## START Material shown
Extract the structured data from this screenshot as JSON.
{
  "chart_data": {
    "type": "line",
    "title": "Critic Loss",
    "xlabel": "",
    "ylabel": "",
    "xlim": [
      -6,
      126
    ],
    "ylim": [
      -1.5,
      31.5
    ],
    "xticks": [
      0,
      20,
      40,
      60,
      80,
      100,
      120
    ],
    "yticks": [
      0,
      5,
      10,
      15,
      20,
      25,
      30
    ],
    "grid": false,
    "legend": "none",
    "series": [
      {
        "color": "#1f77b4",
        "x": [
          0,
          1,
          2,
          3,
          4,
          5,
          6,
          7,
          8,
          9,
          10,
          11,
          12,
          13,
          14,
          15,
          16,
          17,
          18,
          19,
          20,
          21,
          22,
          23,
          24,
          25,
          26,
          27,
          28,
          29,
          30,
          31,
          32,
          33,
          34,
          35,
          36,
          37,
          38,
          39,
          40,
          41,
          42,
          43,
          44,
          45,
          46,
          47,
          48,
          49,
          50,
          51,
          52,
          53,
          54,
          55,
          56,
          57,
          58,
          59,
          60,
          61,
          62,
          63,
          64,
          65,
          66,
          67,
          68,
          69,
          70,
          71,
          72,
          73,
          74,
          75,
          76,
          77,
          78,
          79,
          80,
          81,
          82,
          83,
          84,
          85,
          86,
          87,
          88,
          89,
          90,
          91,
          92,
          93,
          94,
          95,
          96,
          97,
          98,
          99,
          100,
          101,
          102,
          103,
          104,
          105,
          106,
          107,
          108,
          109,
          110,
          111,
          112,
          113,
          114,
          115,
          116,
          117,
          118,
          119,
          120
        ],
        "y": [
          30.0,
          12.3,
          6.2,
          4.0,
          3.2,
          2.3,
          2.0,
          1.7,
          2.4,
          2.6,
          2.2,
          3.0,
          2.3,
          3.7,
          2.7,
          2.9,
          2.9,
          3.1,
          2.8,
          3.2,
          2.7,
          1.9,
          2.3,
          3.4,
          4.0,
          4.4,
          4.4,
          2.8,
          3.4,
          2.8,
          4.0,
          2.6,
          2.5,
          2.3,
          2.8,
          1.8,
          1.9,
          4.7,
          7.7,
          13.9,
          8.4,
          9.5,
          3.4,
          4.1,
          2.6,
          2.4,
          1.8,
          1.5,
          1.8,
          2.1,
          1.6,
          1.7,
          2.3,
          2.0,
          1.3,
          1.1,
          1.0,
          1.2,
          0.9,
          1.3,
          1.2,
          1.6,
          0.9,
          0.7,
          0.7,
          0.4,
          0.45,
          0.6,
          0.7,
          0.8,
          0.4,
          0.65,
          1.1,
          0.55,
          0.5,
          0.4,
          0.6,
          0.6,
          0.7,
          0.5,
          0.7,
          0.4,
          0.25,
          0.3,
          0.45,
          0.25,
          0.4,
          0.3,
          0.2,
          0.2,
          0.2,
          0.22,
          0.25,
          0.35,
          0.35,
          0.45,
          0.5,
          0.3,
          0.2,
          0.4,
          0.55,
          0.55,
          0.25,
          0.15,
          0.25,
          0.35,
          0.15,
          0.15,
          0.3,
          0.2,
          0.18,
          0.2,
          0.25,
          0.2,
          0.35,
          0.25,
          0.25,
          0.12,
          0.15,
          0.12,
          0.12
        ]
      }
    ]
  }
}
## END Material shown
▶ [Problem]: Reproduce all the data word for word.

▶ [Response below]:
Extract the structured data from this screenshot as JSON.
{
  "chart_data": {
    "type": "line",
    "title": "Critic Loss",
    "xlabel": "",
    "ylabel": "",
    "xlim": [
      -6,
      126
    ],
    "ylim": [
      -1.5,
      31.5
    ],
    "xticks": [
      0,
      20,
      40,
      60,
      80,
      100,
      120
    ],
    "yticks": [
      0,
      5,
      10,
      15,
      20,
      25,
      30
    ],
    "grid": false,
    "legend": "none",
    "series": [
      {
        "color": "#1f77b4",
        "x": [
          0,
          1,
          2,
          3,
          4,
          5,
          6,
          7,
          8,
          9,
          10,
          11,
          12,
          13,
          14,
          15,
          16,
          17,
          18,
          19,
          20,
          21,
          22,
          23,
          24,
          25,
          26,
          27,
          28,
          29,
          30,
          31,
          32,
          33,
          34,
          35,
          36,
          37,
          38,
          39,
          40,
          41,
          42,
          43,
          44,
          45,
          46,
          47,
          48,
          49,
          50,
          51,
          52,
          53,
          54,
          55,
          56,
          57,
          58,
          59,
          60,
          61,
          62,
          63,
          64,
          65,
          66,
          67,
          68,
          69,
          70,
          71,
          72,
          73,
          74,
          75,
          76,
          77,
          78,
          79,
          80,
          81,
          82,
          83,
          84,
          85,
          86,
          87,
          88,
          89,
          90,
          91,
          92,
          93,
          94,
          95,
          96,
          97,
          98,
          99,
          100,
          101,
          102,
          103,
          104,
          105,
          106,
          107,
          108,
          109,
          110,
          111,
          112,
          113,
          114,
          115,
          116,
          117,
          118,
          119,
          120
        ],
        "y": [
          30.0,
          12.3,
          6.2,
          4.0,
          3.2,
          2.3,
          2.0,
          1.7,
          2.4,
          2.6,
          2.2,
          3.0,
          2.3,
          3.7,
          2.7,
          2.9,
          2.9,
          3.1,
          2.8,
          3.2,
          2.7,
          1.9,
          2.3,
          3.4,
          4.0,
          4.4,
          4.4,
          2.8,
          3.4,
          2.8,
          4.0,
          2.6,
          2.5,
          2.3,
          2.8,
          1.8,
          1.9,
          4.7,
          7.7,
          13.9,
          8.4,
          9.5,
          3.4,
          4.1,
          2.6,
          2.4,
          1.8,
          1.5,
          1.8,
          2.1,
          1.6,
          1.7,
          2.3,
          2.0,
          1.3,
          1.1,
          1.0,
          1.2,
          0.9,
          1.3,
          1.2,
          1.6,
          0.9,
          0.7,
          0.7,
          0.4,
          0.45,
          0.6,
          0.7,
          0.8,
          0.4,
          0.65,
          1.1,
          0.55,
          0.5,
          0.4,
          0.6,
          0.6,
          0.7,
          0.5,
          0.7,
          0.4,
          0.25,
          0.3,
          0.45,
          0.25,
          0.4,
          0.3,
          0.2,
          0.2,
          0.2,
          0.22,
          0.25,
          0.35,
          0.35,
          0.45,
          0.5,
          0.3,
          0.2,
          0.4,
          0.55,
          0.55,
          0.25,
          0.15,
          0.25,
          0.35,
          0.15,
          0.15,
          0.3,
          0.2,
          0.18,
          0.2,
          0.25,
          0.2,
          0.35,
          0.25,
          0.25,
          0.12,
          0.15,
          0.12,
          0.12
        ]
      }
    ]
  }
}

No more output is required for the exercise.